### What is needed
Reproduce each of the following rows without changing a single character.

### Data section
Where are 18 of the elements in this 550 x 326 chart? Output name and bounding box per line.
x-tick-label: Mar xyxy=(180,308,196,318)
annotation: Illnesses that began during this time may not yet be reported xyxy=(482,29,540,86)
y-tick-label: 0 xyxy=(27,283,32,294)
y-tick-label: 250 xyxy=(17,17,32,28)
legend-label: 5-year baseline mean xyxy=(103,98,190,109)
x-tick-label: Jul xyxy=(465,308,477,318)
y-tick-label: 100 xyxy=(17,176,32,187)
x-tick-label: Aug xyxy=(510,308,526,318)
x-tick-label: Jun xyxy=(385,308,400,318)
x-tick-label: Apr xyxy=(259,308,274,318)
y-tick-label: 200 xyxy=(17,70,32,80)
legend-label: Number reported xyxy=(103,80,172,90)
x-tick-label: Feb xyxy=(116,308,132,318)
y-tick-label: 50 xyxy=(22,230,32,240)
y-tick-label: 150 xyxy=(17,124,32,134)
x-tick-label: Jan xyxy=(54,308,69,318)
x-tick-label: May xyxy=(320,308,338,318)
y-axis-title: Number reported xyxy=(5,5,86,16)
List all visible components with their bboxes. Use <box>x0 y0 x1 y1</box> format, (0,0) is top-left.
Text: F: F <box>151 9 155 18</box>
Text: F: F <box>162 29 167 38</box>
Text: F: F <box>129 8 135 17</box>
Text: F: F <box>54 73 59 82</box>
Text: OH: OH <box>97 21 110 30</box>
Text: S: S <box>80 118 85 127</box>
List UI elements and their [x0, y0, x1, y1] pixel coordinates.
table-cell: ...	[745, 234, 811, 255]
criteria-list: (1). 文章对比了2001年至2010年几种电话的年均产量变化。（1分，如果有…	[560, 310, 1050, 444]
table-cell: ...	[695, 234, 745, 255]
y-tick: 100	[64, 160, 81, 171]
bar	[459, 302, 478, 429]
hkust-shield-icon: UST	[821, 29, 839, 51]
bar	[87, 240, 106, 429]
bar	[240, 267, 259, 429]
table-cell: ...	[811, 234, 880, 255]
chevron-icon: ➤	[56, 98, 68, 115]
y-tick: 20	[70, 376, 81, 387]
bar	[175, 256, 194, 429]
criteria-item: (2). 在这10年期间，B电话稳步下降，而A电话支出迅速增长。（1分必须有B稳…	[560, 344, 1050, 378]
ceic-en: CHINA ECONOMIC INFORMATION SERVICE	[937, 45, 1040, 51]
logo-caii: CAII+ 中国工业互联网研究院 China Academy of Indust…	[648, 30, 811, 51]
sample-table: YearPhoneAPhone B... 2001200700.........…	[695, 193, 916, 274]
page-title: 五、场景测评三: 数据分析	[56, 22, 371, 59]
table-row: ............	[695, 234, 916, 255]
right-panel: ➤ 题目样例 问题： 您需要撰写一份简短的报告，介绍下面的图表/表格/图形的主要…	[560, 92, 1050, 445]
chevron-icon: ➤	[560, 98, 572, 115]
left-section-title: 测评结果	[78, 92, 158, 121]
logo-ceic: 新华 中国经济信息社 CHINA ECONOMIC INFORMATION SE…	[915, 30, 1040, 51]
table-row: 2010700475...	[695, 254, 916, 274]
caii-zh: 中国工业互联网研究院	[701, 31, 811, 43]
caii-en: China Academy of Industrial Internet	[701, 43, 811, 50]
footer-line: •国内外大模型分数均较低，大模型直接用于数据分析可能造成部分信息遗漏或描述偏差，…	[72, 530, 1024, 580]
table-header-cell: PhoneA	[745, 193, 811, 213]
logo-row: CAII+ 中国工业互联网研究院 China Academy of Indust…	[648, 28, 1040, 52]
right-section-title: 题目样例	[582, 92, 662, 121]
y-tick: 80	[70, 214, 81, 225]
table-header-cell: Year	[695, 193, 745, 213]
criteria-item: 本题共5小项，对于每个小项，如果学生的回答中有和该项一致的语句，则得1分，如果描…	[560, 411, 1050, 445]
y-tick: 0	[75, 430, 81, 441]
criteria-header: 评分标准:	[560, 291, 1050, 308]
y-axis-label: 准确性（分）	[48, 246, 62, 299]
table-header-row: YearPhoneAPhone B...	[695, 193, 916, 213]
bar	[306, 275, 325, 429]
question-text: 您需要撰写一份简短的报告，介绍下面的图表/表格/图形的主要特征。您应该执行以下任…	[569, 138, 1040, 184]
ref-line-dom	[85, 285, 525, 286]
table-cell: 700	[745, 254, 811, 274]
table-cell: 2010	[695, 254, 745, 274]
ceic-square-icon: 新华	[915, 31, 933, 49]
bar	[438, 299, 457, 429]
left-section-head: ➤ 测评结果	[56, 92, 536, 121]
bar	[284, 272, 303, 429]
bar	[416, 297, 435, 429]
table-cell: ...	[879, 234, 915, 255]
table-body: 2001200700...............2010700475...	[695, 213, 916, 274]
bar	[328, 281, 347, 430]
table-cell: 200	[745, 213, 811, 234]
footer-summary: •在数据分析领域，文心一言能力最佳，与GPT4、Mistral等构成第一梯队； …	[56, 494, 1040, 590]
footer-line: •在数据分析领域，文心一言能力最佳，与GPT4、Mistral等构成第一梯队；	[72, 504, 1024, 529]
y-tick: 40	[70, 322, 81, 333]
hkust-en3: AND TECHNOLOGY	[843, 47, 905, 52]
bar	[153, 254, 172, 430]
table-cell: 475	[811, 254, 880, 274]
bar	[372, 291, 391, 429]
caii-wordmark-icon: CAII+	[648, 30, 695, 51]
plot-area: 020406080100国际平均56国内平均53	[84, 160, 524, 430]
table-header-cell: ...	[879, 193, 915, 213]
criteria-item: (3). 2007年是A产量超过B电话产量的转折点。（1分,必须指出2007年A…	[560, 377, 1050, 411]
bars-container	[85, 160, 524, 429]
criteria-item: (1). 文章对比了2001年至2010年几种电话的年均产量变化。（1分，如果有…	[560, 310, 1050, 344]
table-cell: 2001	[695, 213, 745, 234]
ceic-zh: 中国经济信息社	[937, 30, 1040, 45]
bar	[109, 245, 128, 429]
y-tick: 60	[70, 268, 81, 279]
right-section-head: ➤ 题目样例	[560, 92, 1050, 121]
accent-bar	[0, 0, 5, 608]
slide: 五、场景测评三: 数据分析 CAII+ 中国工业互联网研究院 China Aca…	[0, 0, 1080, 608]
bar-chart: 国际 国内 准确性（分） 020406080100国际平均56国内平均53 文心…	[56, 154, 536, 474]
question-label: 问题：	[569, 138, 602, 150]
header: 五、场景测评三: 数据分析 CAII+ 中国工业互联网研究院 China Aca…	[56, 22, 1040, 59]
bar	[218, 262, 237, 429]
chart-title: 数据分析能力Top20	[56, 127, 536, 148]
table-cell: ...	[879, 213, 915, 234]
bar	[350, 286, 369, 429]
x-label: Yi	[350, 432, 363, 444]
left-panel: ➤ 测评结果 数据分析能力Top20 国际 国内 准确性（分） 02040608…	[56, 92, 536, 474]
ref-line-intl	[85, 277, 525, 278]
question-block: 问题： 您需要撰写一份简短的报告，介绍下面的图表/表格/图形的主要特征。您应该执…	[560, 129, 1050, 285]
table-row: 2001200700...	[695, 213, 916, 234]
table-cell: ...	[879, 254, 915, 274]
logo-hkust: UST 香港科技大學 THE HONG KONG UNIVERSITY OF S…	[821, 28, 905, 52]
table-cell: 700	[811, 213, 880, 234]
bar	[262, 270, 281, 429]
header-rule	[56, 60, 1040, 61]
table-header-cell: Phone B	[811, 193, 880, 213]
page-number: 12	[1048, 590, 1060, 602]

### The response
Where are 18 of the elements in this 550 x 326 chart? Output name and bounding box per line.
x-tick-label: Mar xyxy=(180,308,196,318)
annotation: Illnesses that began during this time may not yet be reported xyxy=(482,29,540,86)
y-tick-label: 0 xyxy=(27,283,32,294)
y-tick-label: 250 xyxy=(17,17,32,28)
legend-label: 5-year baseline mean xyxy=(103,98,190,109)
x-tick-label: Jul xyxy=(465,308,477,318)
y-tick-label: 100 xyxy=(17,176,32,187)
x-tick-label: Aug xyxy=(510,308,526,318)
x-tick-label: Jun xyxy=(385,308,400,318)
x-tick-label: Apr xyxy=(259,308,274,318)
y-tick-label: 200 xyxy=(17,70,32,80)
legend-label: Number reported xyxy=(103,80,172,90)
x-tick-label: Feb xyxy=(116,308,132,318)
y-tick-label: 50 xyxy=(22,230,32,240)
y-tick-label: 150 xyxy=(17,124,32,134)
x-tick-label: Jan xyxy=(54,308,69,318)
x-tick-label: May xyxy=(320,308,338,318)
y-axis-title: Number reported xyxy=(5,5,86,16)
List all visible components with their bboxes. Use <box>x0 y0 x1 y1</box> format, (0,0) is top-left.
Text: F: F <box>151 9 155 18</box>
Text: F: F <box>162 29 167 38</box>
Text: F: F <box>129 8 135 17</box>
Text: F: F <box>54 73 59 82</box>
Text: OH: OH <box>97 21 110 30</box>
Text: S: S <box>80 118 85 127</box>
List UI elements and their [x0, y0, x1, y1] pixel coordinates.
table-cell: ...	[745, 234, 811, 255]
criteria-list: (1). 文章对比了2001年至2010年几种电话的年均产量变化。（1分，如果有…	[560, 310, 1050, 444]
table-cell: ...	[695, 234, 745, 255]
y-tick: 100	[64, 160, 81, 171]
bar	[459, 302, 478, 429]
hkust-shield-icon: UST	[821, 29, 839, 51]
bar	[87, 240, 106, 429]
bar	[240, 267, 259, 429]
table-cell: ...	[811, 234, 880, 255]
chevron-icon: ➤	[56, 98, 68, 115]
y-tick: 20	[70, 376, 81, 387]
bar	[175, 256, 194, 429]
criteria-item: (2). 在这10年期间，B电话稳步下降，而A电话支出迅速增长。（1分必须有B稳…	[560, 344, 1050, 378]
ceic-en: CHINA ECONOMIC INFORMATION SERVICE	[937, 45, 1040, 51]
logo-caii: CAII+ 中国工业互联网研究院 China Academy of Indust…	[648, 30, 811, 51]
sample-table: YearPhoneAPhone B... 2001200700.........…	[695, 193, 916, 274]
page-title: 五、场景测评三: 数据分析	[56, 22, 371, 59]
table-row: ............	[695, 234, 916, 255]
right-panel: ➤ 题目样例 问题： 您需要撰写一份简短的报告，介绍下面的图表/表格/图形的主要…	[560, 92, 1050, 445]
chevron-icon: ➤	[560, 98, 572, 115]
left-section-title: 测评结果	[78, 92, 158, 121]
logo-ceic: 新华 中国经济信息社 CHINA ECONOMIC INFORMATION SE…	[915, 30, 1040, 51]
table-row: 2010700475...	[695, 254, 916, 274]
caii-zh: 中国工业互联网研究院	[701, 31, 811, 43]
caii-en: China Academy of Industrial Internet	[701, 43, 811, 50]
footer-line: •国内外大模型分数均较低，大模型直接用于数据分析可能造成部分信息遗漏或描述偏差，…	[72, 530, 1024, 580]
table-header-cell: PhoneA	[745, 193, 811, 213]
logo-row: CAII+ 中国工业互联网研究院 China Academy of Indust…	[648, 28, 1040, 52]
right-section-title: 题目样例	[582, 92, 662, 121]
y-tick: 80	[70, 214, 81, 225]
table-header-cell: Year	[695, 193, 745, 213]
criteria-item: 本题共5小项，对于每个小项，如果学生的回答中有和该项一致的语句，则得1分，如果描…	[560, 411, 1050, 445]
y-tick: 0	[75, 430, 81, 441]
criteria-header: 评分标准:	[560, 291, 1050, 308]
y-axis-label: 准确性（分）	[48, 246, 62, 299]
table-header-row: YearPhoneAPhone B...	[695, 193, 916, 213]
bar	[306, 275, 325, 429]
question-text: 您需要撰写一份简短的报告，介绍下面的图表/表格/图形的主要特征。您应该执行以下任…	[569, 138, 1040, 184]
ref-line-dom	[85, 285, 525, 286]
table-cell: 700	[745, 254, 811, 274]
table-cell: 2010	[695, 254, 745, 274]
ceic-square-icon: 新华	[915, 31, 933, 49]
bar	[438, 299, 457, 429]
left-section-head: ➤ 测评结果	[56, 92, 536, 121]
bar	[284, 272, 303, 429]
bar	[416, 297, 435, 429]
table-cell: ...	[879, 234, 915, 255]
table-body: 2001200700...............2010700475...	[695, 213, 916, 274]
bar	[328, 281, 347, 430]
table-cell: 200	[745, 213, 811, 234]
footer-summary: •在数据分析领域，文心一言能力最佳，与GPT4、Mistral等构成第一梯队； …	[56, 494, 1040, 590]
footer-line: •在数据分析领域，文心一言能力最佳，与GPT4、Mistral等构成第一梯队；	[72, 504, 1024, 529]
y-tick: 40	[70, 322, 81, 333]
hkust-en3: AND TECHNOLOGY	[843, 47, 905, 52]
bar	[153, 254, 172, 430]
table-cell: 475	[811, 254, 880, 274]
bar	[372, 291, 391, 429]
caii-wordmark-icon: CAII+	[648, 30, 695, 51]
plot-area: 020406080100国际平均56国内平均53	[84, 160, 524, 430]
table-header-cell: ...	[879, 193, 915, 213]
criteria-item: (3). 2007年是A产量超过B电话产量的转折点。（1分,必须指出2007年A…	[560, 377, 1050, 411]
bars-container	[85, 160, 524, 429]
criteria-item: (1). 文章对比了2001年至2010年几种电话的年均产量变化。（1分，如果有…	[560, 310, 1050, 344]
table-cell: 2001	[695, 213, 745, 234]
ceic-zh: 中国经济信息社	[937, 30, 1040, 45]
bar	[109, 245, 128, 429]
y-tick: 60	[70, 268, 81, 279]
right-section-head: ➤ 题目样例	[560, 92, 1050, 121]
accent-bar	[0, 0, 5, 608]
slide: 五、场景测评三: 数据分析 CAII+ 中国工业互联网研究院 China Aca…	[0, 0, 1080, 608]
bar-chart: 国际 国内 准确性（分） 020406080100国际平均56国内平均53 文心…	[56, 154, 536, 474]
question-label: 问题：	[569, 138, 602, 150]
header: 五、场景测评三: 数据分析 CAII+ 中国工业互联网研究院 China Aca…	[56, 22, 1040, 59]
bar	[218, 262, 237, 429]
chart-title: 数据分析能力Top20	[56, 127, 536, 148]
table-cell: ...	[879, 213, 915, 234]
bar	[350, 286, 369, 429]
x-label: Yi	[350, 432, 363, 444]
left-panel: ➤ 测评结果 数据分析能力Top20 国际 国内 准确性（分） 02040608…	[56, 92, 536, 474]
ref-line-intl	[85, 277, 525, 278]
question-block: 问题： 您需要撰写一份简短的报告，介绍下面的图表/表格/图形的主要特征。您应该执…	[560, 129, 1050, 285]
table-row: 2001200700...	[695, 213, 916, 234]
table-cell: ...	[879, 254, 915, 274]
logo-hkust: UST 香港科技大學 THE HONG KONG UNIVERSITY OF S…	[821, 28, 905, 52]
table-cell: 700	[811, 213, 880, 234]
bar	[262, 270, 281, 429]
header-rule	[56, 60, 1040, 61]
table-header-cell: Phone B	[811, 193, 880, 213]
page-number: 12	[1048, 590, 1060, 602]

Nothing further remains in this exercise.